**Dataset rows:**
----
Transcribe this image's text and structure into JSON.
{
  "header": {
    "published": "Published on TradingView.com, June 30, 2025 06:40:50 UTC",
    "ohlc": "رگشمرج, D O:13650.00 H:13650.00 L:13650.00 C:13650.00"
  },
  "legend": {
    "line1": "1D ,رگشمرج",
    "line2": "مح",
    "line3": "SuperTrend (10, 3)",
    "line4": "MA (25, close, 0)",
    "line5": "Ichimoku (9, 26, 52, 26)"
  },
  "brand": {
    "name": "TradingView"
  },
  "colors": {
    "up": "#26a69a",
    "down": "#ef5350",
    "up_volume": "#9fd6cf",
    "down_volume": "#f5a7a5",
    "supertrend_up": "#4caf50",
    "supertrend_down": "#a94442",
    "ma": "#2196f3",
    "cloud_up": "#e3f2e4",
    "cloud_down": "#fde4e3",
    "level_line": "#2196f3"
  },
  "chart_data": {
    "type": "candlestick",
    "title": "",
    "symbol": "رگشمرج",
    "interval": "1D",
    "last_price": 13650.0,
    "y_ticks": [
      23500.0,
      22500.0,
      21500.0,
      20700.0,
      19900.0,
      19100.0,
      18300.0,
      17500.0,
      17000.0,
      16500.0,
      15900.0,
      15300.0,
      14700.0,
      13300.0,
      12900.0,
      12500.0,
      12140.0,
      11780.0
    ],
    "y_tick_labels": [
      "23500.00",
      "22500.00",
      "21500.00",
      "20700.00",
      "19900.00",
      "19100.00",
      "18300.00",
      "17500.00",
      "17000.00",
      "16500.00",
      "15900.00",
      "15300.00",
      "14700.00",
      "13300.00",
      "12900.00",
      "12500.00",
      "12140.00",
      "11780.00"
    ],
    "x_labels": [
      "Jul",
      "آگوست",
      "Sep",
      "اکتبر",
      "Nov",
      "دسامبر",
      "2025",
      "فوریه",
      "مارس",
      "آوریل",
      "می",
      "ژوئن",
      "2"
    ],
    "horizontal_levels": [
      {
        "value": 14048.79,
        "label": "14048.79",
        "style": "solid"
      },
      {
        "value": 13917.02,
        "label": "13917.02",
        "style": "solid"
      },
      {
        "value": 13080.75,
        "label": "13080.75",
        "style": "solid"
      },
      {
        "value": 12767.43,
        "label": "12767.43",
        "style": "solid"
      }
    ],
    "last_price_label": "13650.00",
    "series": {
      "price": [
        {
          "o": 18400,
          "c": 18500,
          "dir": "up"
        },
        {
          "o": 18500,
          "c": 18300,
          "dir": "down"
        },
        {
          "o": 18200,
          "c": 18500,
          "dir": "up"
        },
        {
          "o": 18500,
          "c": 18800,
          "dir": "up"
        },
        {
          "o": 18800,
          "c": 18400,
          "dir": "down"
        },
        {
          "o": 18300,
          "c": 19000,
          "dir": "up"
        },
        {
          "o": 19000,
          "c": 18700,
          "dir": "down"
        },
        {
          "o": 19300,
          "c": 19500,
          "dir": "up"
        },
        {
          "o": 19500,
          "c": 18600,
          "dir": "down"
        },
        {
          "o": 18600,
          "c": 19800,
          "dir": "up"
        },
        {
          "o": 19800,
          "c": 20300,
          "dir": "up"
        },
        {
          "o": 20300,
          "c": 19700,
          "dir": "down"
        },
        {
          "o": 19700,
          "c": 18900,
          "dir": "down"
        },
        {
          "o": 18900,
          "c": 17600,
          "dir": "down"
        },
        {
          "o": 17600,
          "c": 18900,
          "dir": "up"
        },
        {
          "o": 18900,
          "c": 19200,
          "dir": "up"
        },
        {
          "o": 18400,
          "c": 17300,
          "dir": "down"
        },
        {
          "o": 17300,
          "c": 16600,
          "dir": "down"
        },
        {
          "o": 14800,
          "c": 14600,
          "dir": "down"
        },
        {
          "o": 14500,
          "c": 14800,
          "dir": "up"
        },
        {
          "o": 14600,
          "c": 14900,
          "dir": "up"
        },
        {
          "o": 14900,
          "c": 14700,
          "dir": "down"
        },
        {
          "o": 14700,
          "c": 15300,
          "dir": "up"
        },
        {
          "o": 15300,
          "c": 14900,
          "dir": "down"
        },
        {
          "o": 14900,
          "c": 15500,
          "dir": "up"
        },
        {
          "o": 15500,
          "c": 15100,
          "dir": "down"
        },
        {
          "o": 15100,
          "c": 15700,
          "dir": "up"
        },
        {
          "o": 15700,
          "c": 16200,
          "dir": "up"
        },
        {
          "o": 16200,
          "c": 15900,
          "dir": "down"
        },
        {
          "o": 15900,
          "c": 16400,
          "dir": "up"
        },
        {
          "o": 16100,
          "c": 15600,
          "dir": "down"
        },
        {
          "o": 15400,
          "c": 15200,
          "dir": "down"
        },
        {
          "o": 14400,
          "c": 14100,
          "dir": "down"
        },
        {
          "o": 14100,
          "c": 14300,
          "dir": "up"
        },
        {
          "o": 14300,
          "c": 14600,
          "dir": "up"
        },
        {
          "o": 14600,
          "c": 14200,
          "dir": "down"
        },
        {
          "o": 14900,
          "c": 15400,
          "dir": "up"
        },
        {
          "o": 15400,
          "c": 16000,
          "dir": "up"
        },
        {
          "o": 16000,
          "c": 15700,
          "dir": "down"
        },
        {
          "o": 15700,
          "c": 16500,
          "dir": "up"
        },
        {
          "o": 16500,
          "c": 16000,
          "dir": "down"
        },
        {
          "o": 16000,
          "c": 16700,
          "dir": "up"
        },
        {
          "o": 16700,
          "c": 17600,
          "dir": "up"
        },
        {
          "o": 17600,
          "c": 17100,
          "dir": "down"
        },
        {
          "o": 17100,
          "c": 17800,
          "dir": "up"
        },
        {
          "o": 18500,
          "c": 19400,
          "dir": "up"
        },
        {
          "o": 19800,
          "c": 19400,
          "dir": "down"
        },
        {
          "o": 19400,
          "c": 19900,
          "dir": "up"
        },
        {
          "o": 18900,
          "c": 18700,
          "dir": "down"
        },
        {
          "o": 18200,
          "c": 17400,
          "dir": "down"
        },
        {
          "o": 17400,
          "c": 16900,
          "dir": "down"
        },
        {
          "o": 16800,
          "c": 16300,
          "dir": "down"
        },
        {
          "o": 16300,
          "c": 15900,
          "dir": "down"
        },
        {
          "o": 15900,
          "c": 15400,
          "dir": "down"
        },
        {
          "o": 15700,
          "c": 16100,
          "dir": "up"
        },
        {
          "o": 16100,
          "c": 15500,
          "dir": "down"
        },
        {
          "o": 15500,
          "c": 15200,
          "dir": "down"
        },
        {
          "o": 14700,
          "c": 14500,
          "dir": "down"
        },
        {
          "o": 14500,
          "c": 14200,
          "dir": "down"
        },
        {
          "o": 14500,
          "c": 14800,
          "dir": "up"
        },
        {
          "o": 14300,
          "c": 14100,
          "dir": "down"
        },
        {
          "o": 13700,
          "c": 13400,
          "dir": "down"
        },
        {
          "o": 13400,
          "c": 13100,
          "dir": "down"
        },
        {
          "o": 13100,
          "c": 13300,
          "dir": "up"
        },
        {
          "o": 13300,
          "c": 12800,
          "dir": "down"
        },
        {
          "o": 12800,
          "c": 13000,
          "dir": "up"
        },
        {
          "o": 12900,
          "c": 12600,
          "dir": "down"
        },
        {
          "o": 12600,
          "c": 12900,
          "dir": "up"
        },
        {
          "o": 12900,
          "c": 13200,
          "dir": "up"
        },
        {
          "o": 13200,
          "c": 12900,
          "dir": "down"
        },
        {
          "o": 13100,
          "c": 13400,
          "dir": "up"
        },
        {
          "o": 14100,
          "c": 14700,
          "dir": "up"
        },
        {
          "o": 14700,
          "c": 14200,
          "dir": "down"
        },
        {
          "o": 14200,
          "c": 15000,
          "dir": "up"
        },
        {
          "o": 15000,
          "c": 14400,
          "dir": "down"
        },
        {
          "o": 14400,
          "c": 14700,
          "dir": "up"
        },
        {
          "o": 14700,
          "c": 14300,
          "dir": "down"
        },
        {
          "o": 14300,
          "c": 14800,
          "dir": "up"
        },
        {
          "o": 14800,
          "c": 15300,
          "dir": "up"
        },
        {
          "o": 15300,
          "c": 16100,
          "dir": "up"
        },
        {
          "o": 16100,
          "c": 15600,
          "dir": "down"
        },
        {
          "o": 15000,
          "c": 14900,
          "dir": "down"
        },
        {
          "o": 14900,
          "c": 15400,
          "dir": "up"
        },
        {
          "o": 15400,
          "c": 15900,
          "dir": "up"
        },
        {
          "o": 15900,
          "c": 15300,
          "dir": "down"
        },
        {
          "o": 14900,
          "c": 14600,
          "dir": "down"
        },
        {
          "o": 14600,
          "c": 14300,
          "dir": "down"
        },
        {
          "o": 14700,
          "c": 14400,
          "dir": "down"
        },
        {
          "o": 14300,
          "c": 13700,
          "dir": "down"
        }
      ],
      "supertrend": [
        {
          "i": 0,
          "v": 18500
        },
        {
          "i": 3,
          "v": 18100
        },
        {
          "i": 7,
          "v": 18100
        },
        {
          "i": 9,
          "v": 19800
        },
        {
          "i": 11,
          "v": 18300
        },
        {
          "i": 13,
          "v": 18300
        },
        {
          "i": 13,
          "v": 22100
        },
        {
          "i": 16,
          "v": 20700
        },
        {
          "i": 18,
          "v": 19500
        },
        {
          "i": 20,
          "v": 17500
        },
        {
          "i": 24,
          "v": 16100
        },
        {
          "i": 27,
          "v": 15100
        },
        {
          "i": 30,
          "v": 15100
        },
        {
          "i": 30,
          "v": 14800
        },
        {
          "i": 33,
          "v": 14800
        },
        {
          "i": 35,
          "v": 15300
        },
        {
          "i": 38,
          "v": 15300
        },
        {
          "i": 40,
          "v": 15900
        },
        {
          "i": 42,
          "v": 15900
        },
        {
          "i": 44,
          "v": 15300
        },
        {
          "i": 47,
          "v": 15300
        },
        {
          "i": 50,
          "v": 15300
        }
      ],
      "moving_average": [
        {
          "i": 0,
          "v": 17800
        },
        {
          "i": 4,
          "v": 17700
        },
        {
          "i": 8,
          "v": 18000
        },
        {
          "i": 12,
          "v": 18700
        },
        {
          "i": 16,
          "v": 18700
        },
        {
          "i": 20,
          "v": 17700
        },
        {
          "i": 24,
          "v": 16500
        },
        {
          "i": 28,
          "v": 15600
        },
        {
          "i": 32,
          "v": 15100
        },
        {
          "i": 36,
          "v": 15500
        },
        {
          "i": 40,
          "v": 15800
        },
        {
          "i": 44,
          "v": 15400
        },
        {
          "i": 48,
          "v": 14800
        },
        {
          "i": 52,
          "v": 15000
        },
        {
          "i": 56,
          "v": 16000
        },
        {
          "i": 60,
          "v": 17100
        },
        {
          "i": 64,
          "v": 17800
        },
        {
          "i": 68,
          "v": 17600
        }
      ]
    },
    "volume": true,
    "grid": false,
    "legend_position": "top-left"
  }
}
----
**Task goal:**
Look through the listing and extract every line with "رگشمرج" in it.

**Result below:**
    "ohlc": "رگشمرج, D O:13650.00 H:13650.00 L:13650.00 C:13650.00"
    "line1": "1D ,رگشمرج",
    "symbol": "رگشمرج",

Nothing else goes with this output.